__SUPPLIED DATA__
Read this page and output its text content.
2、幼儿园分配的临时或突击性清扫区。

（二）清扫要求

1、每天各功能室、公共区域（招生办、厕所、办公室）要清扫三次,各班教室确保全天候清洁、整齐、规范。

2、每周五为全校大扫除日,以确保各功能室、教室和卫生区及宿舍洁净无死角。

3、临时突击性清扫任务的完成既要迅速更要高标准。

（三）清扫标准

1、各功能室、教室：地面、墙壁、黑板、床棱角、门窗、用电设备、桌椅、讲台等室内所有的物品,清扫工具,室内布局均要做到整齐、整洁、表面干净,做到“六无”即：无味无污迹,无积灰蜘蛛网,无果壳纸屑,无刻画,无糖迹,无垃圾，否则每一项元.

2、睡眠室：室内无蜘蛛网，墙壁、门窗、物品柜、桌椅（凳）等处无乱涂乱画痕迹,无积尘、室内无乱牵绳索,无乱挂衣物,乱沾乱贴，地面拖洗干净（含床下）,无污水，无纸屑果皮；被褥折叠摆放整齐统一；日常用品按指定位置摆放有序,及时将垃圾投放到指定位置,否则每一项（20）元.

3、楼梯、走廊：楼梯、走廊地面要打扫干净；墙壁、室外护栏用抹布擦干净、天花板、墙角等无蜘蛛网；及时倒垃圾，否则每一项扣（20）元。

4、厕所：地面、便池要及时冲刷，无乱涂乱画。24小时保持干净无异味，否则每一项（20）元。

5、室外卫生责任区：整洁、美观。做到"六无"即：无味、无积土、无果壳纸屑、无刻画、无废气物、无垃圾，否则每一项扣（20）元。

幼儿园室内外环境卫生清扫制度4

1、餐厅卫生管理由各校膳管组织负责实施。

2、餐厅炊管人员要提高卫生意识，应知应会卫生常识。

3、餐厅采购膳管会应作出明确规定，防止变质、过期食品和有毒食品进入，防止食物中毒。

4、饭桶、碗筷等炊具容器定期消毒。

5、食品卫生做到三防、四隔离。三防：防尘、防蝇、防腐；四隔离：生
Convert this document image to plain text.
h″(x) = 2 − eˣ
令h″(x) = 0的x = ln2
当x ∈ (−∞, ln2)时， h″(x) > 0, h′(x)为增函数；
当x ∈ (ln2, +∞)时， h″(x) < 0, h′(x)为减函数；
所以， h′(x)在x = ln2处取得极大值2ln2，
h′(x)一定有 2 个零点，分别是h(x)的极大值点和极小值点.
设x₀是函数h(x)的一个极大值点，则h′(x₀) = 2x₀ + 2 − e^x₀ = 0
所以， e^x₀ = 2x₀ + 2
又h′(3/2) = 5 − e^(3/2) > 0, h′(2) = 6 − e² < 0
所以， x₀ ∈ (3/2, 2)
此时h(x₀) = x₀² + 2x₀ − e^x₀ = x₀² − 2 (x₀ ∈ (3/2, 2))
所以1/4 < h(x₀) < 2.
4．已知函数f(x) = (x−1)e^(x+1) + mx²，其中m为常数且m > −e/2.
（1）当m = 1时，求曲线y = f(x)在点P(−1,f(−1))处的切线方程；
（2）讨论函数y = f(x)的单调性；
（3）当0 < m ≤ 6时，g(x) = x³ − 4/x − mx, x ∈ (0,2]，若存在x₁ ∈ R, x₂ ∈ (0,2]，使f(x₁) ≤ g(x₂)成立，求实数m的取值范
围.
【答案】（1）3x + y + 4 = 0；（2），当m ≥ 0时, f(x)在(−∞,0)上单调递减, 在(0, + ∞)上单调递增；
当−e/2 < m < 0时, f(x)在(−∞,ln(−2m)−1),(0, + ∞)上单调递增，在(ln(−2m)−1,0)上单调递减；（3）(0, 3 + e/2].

__AIM OF THE TASK__
The word "this" may appear on some lines of these records; state how many such lines there are, and nothing else.

__COMPLETE ANSWER__
2